**Task objective:**
Look through the records below and collect all lines that hold the string "title".

___

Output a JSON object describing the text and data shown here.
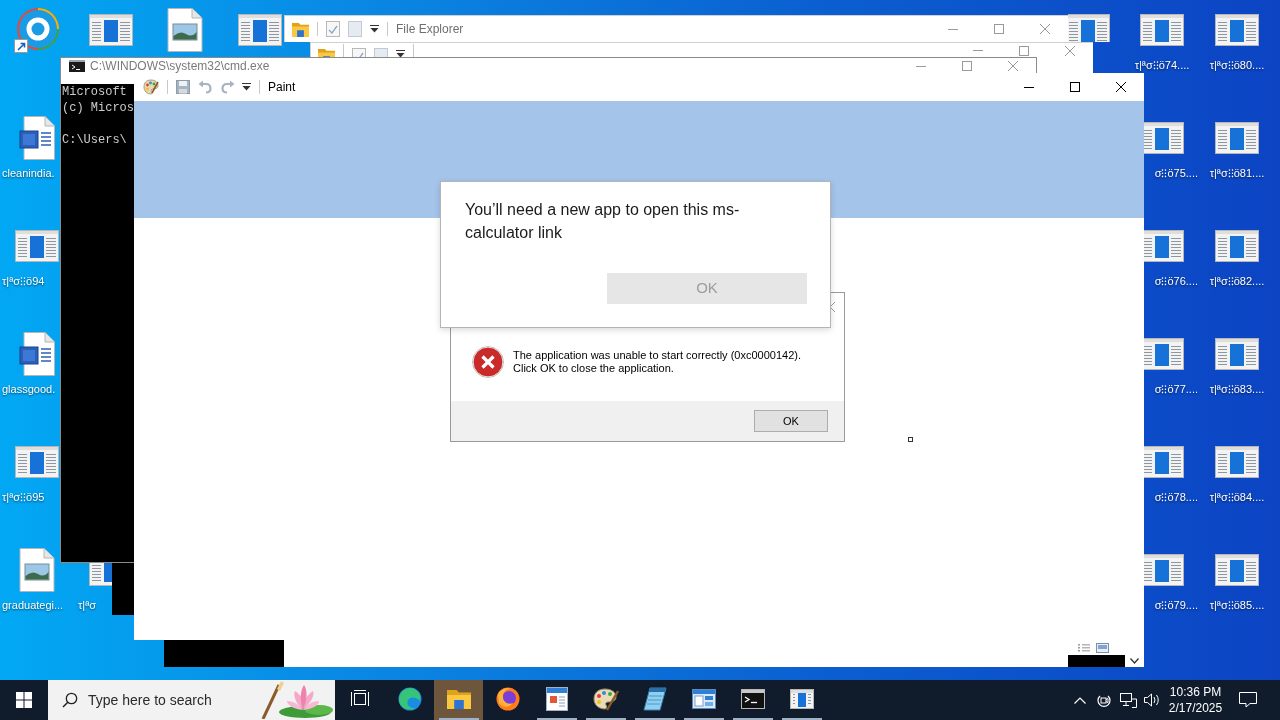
{
  "desktop_icons": [
    {
      "kind": "round-app"
    },
    {
      "kind": "word-doc",
      "label": "cleanindia."
    },
    {
      "kind": "app-window",
      "label": "τ|ªσ⁝⁝ö94"
    },
    {
      "kind": "word-doc",
      "label": "glassgood."
    },
    {
      "kind": "app-window",
      "label": "τ|ªσ⁝⁝ö95"
    },
    {
      "kind": "image-file",
      "label": "graduategi..."
    },
    {
      "kind": "app-window"
    },
    {
      "kind": "app-window",
      "label": "τ|ªσ"
    },
    {
      "kind": "image-file"
    },
    {
      "kind": "app-window"
    },
    {
      "kind": "app-window"
    },
    {
      "kind": "app-window",
      "label": "τ|ªσ⁝⁝ö74...."
    },
    {
      "kind": "app-window",
      "label": "σ⁝⁝ö75...."
    },
    {
      "kind": "app-window",
      "label": "σ⁝⁝ö76...."
    },
    {
      "kind": "app-window",
      "label": "σ⁝⁝ö77...."
    },
    {
      "kind": "app-window",
      "label": "σ⁝⁝ö78...."
    },
    {
      "kind": "app-window",
      "label": "σ⁝⁝ö79...."
    },
    {
      "kind": "app-window",
      "label": "τ|ªσ⁝⁝ö80...."
    },
    {
      "kind": "app-window",
      "label": "τ|ªσ⁝⁝ö81...."
    },
    {
      "kind": "app-window",
      "label": "τ|ªσ⁝⁝ö82...."
    },
    {
      "kind": "app-window",
      "label": "τ|ªσ⁝⁝ö83...."
    },
    {
      "kind": "app-window",
      "label": "τ|ªσ⁝⁝ö84...."
    },
    {
      "kind": "app-window",
      "label": "τ|ªσ⁝⁝ö85...."
    }
  ],
  "explorer_windows": [
    {
      "title": "File Explorer",
      "active": false
    },
    {
      "active": false
    }
  ],
  "console_window": {
    "title": "C:\\WINDOWS\\system32\\cmd.exe",
    "active": false,
    "output_blocks": [
      [
        "Microsoft",
        "(c) Micros"
      ],
      [
        "C:\\Users\\"
      ]
    ]
  },
  "paint_window": {
    "title": "Paint",
    "active": true
  },
  "error_dialog": {
    "message": "The application was unable to start correctly (0xc0000142).\nClick OK to close the application.",
    "button": {
      "label": "OK",
      "disabled": false
    }
  },
  "app_dialog": {
    "message": "You’ll need a new app to open this ms-calculator link",
    "button": {
      "label": "OK",
      "disabled": true
    }
  },
  "taskbar": {
    "search": {
      "placeholder": "Type here to search"
    },
    "apps": [
      {
        "kind": "task-view",
        "running": false,
        "selected": false
      },
      {
        "kind": "swirl-browser",
        "running": false,
        "selected": false
      },
      {
        "kind": "folder",
        "running": true,
        "selected": true
      },
      {
        "kind": "fox-browser",
        "running": false,
        "selected": false
      },
      {
        "kind": "document",
        "running": true,
        "selected": false
      },
      {
        "kind": "palette",
        "running": true,
        "selected": false
      },
      {
        "kind": "notepad",
        "running": true,
        "selected": false
      },
      {
        "kind": "app-window",
        "running": true,
        "selected": false
      },
      {
        "kind": "console",
        "running": true,
        "selected": false
      },
      {
        "kind": "window",
        "running": true,
        "selected": false
      }
    ],
    "clock": {
      "time": "10:36 PM",
      "date": "2/17/2025"
    }
  }
}
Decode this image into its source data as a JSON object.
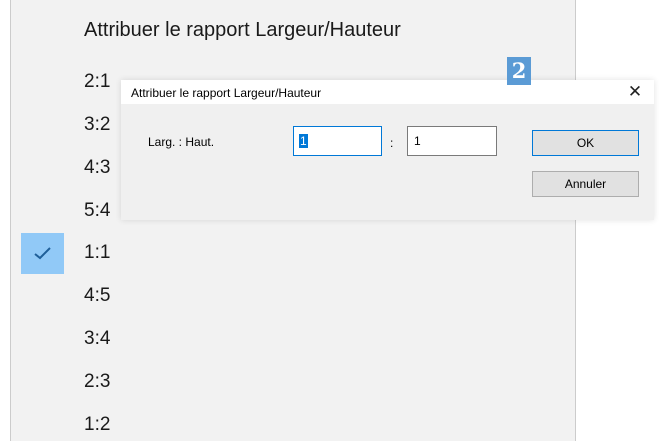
{
  "menu": {
    "title": "Attribuer le rapport Largeur/Hauteur",
    "items": [
      {
        "label": "2:1",
        "checked": false
      },
      {
        "label": "3:2",
        "checked": false
      },
      {
        "label": "4:3",
        "checked": false
      },
      {
        "label": "5:4",
        "checked": false
      },
      {
        "label": "1:1",
        "checked": true
      },
      {
        "label": "4:5",
        "checked": false
      },
      {
        "label": "3:4",
        "checked": false
      },
      {
        "label": "2:3",
        "checked": false
      },
      {
        "label": "1:2",
        "checked": false
      }
    ]
  },
  "dialog": {
    "title": "Attribuer le rapport Largeur/Hauteur",
    "close_glyph": "✕",
    "field_label": "Larg. : Haut.",
    "width_value": "1",
    "separator": ":",
    "height_value": "1",
    "ok_label": "OK",
    "cancel_label": "Annuler"
  },
  "step_badge": "2",
  "colors": {
    "check_highlight": "#91c9f7",
    "badge": "#5b9bd5",
    "focus_border": "#0078d7"
  },
  "icons": {
    "check": "checkmark-icon",
    "close": "close-icon"
  }
}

___

**In response:**
      "title": "File Explorer",
    "title": "C:\\WINDOWS\\system32\\cmd.exe",
    "title": "Paint",
    "title": "Attribuer le rapport Largeur/Hauteur",
    "title": "Attribuer le rapport Largeur/Hauteur",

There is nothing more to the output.